* Request
Among the records below, find each line that includes the string "Centro" and copy it.

----- Stored rows

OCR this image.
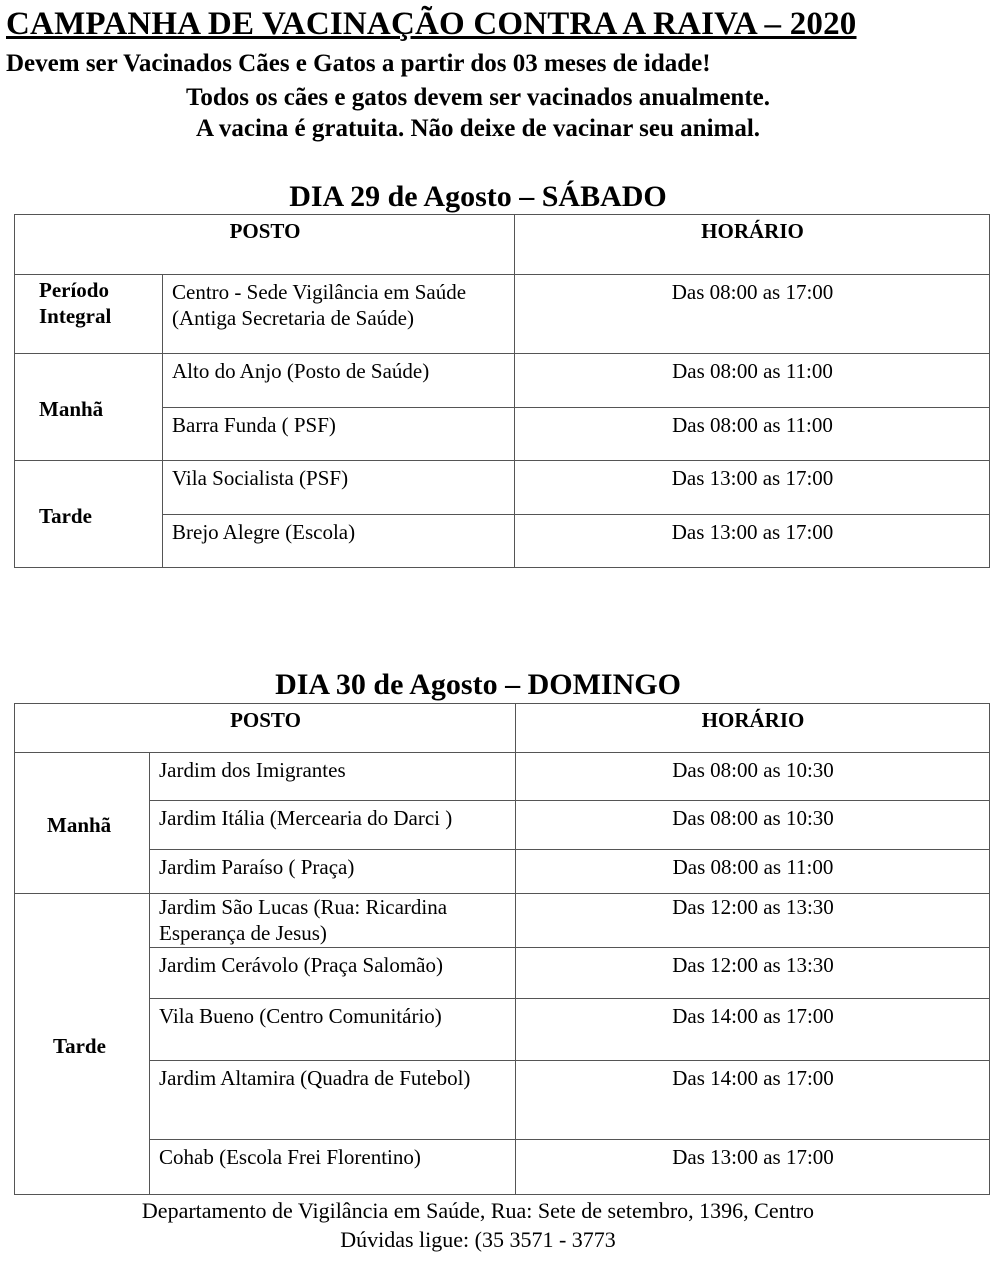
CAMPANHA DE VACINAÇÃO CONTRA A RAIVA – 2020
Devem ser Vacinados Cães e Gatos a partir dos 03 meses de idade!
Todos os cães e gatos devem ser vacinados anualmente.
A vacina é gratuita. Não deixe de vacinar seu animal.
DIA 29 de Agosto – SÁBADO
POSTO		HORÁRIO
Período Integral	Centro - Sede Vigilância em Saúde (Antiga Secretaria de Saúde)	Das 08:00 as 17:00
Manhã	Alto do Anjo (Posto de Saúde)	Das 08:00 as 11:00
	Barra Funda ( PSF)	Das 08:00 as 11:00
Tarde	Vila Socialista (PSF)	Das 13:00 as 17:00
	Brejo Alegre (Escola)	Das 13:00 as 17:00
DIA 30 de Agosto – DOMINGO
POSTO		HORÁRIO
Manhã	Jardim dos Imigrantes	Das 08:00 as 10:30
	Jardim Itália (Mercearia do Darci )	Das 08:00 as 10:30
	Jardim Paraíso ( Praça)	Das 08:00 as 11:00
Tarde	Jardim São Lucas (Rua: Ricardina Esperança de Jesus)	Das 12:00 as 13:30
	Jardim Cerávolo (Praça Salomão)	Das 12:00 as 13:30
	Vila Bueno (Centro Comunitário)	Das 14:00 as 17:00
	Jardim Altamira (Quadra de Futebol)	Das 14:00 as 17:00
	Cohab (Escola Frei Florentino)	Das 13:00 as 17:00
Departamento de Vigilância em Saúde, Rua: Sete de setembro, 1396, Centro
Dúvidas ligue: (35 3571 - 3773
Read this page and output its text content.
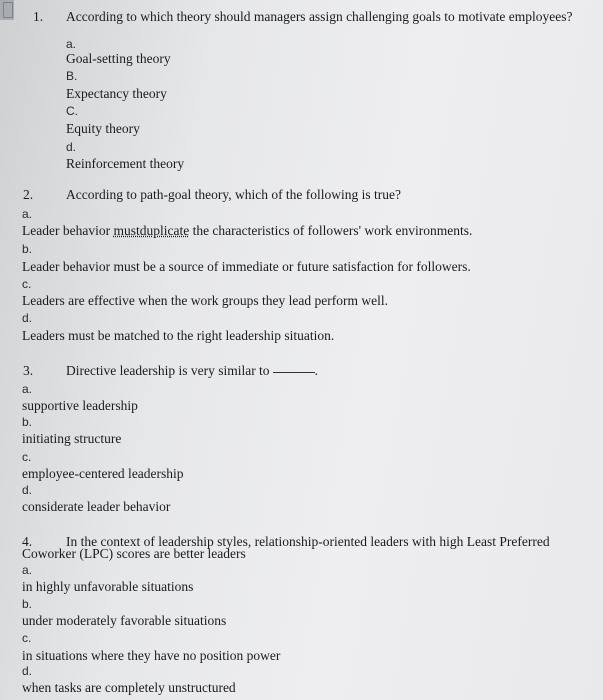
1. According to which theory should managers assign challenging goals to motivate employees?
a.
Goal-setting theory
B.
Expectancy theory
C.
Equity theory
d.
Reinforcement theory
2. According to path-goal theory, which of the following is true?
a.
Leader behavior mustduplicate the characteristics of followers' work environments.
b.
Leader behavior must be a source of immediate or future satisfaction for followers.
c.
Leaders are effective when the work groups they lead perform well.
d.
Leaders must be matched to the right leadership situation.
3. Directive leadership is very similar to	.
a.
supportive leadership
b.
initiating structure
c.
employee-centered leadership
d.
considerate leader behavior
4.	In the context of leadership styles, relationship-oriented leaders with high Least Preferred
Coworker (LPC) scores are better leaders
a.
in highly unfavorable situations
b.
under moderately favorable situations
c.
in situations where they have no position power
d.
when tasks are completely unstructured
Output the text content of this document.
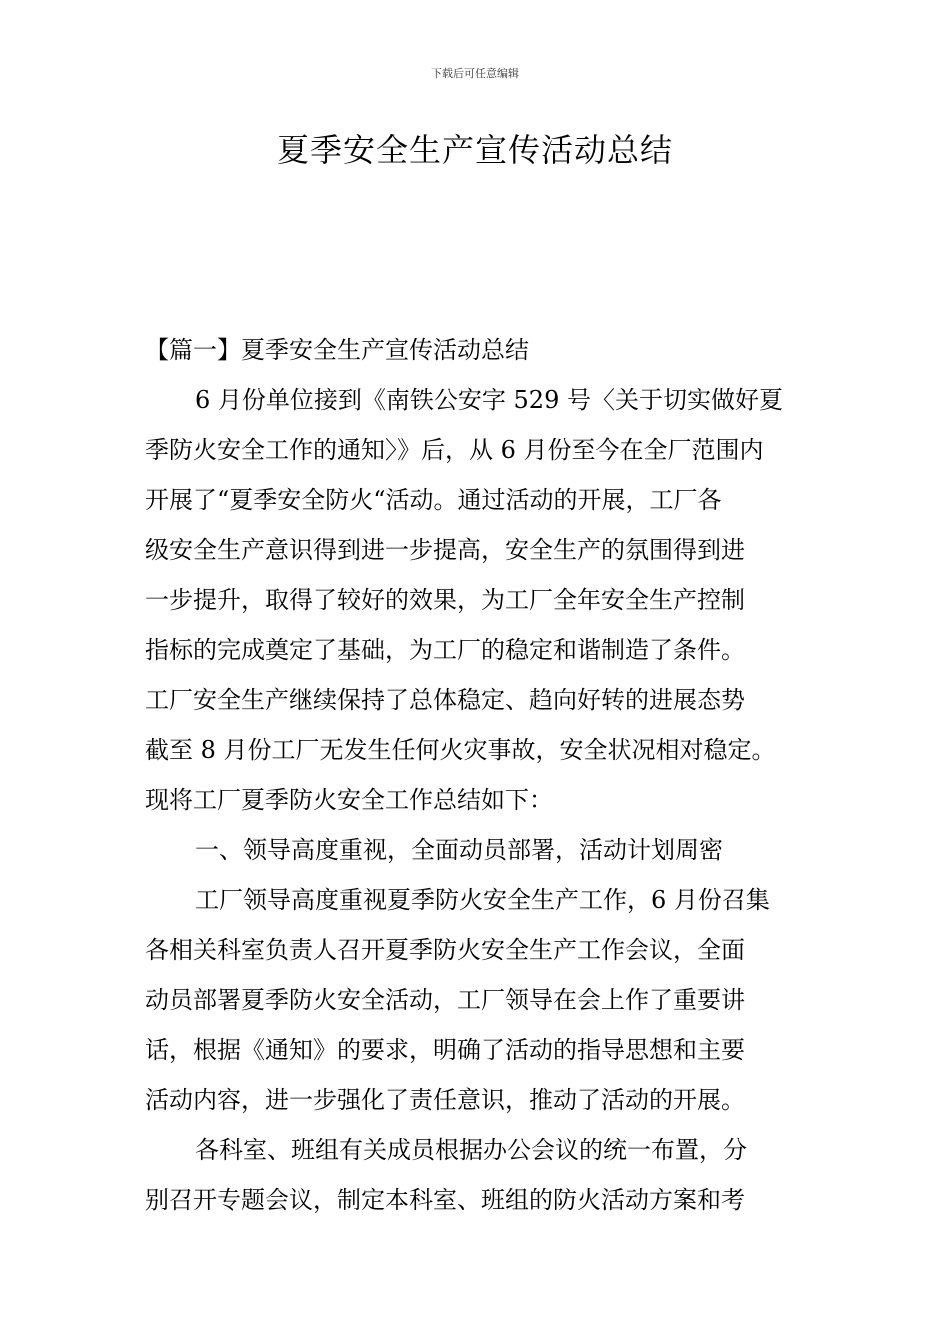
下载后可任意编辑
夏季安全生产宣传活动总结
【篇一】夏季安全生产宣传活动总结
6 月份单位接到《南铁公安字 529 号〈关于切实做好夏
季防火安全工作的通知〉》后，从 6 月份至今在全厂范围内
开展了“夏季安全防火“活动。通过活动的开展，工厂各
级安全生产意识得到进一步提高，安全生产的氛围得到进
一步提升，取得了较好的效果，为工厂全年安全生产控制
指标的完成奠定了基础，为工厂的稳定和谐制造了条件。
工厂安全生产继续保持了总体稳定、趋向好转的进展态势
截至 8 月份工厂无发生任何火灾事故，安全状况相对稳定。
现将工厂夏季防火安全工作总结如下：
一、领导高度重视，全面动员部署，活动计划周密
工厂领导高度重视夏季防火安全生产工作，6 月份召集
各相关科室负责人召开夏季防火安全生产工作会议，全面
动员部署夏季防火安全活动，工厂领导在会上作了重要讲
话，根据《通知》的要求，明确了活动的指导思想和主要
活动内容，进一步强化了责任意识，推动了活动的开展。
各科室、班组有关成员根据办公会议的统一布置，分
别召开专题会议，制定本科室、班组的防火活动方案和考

----------

* Result
Período Integral	Centro - Sede Vigilância em Saúde (Antiga Secretaria de Saúde)	Das 08:00 as 17:00
	Vila Bueno (Centro Comunitário)	Das 14:00 as 17:00
Departamento de Vigilância em Saúde, Rua: Sete de setembro, 1396, Centro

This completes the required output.